Task description —
The exercise asks for every line of the data to be reproduced exactly.

Record excerpts —
· · · ·

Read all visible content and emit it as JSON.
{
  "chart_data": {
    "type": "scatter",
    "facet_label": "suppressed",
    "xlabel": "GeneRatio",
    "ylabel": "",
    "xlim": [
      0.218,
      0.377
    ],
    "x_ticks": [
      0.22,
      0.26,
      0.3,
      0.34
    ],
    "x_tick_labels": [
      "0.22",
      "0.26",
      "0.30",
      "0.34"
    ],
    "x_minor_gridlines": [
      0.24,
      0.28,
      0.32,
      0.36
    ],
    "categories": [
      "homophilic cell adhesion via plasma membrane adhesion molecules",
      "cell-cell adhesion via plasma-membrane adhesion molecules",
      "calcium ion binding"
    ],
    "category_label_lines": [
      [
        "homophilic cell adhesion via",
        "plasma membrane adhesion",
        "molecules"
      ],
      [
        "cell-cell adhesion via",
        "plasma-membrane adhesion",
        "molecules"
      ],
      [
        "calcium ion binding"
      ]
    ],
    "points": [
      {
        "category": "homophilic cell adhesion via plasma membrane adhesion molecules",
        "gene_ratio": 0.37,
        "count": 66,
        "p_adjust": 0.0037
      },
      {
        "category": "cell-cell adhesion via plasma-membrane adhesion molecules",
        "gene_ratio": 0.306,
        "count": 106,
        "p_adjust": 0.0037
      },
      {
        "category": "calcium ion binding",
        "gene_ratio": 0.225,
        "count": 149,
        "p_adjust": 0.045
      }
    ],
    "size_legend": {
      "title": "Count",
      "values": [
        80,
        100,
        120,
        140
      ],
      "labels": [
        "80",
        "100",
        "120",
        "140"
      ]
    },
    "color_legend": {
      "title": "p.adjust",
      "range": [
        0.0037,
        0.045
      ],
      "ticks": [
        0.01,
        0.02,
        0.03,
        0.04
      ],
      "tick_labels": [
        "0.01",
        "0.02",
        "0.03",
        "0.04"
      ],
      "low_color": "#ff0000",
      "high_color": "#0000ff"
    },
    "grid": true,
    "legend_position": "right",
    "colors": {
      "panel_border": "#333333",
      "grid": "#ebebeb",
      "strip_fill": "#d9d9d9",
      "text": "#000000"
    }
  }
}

· · · ·

Finished exercise —
Read all visible content and emit it as JSON.
{
  "chart_data": {
    "type": "scatter",
    "facet_label": "suppressed",
    "xlabel": "GeneRatio",
    "ylabel": "",
    "xlim": [
      0.218,
      0.377
    ],
    "x_ticks": [
      0.22,
      0.26,
      0.3,
      0.34
    ],
    "x_tick_labels": [
      "0.22",
      "0.26",
      "0.30",
      "0.34"
    ],
    "x_minor_gridlines": [
      0.24,
      0.28,
      0.32,
      0.36
    ],
    "categories": [
      "homophilic cell adhesion via plasma membrane adhesion molecules",
      "cell-cell adhesion via plasma-membrane adhesion molecules",
      "calcium ion binding"
    ],
    "category_label_lines": [
      [
        "homophilic cell adhesion via",
        "plasma membrane adhesion",
        "molecules"
      ],
      [
        "cell-cell adhesion via",
        "plasma-membrane adhesion",
        "molecules"
      ],
      [
        "calcium ion binding"
      ]
    ],
    "points": [
      {
        "category": "homophilic cell adhesion via plasma membrane adhesion molecules",
        "gene_ratio": 0.37,
        "count": 66,
        "p_adjust": 0.0037
      },
      {
        "category": "cell-cell adhesion via plasma-membrane adhesion molecules",
        "gene_ratio": 0.306,
        "count": 106,
        "p_adjust": 0.0037
      },
      {
        "category": "calcium ion binding",
        "gene_ratio": 0.225,
        "count": 149,
        "p_adjust": 0.045
      }
    ],
    "size_legend": {
      "title": "Count",
      "values": [
        80,
        100,
        120,
        140
      ],
      "labels": [
        "80",
        "100",
        "120",
        "140"
      ]
    },
    "color_legend": {
      "title": "p.adjust",
      "range": [
        0.0037,
        0.045
      ],
      "ticks": [
        0.01,
        0.02,
        0.03,
        0.04
      ],
      "tick_labels": [
        "0.01",
        "0.02",
        "0.03",
        "0.04"
      ],
      "low_color": "#ff0000",
      "high_color": "#0000ff"
    },
    "grid": true,
    "legend_position": "right",
    "colors": {
      "panel_border": "#333333",
      "grid": "#ebebeb",
      "strip_fill": "#d9d9d9",
      "text": "#000000"
    }
  }
}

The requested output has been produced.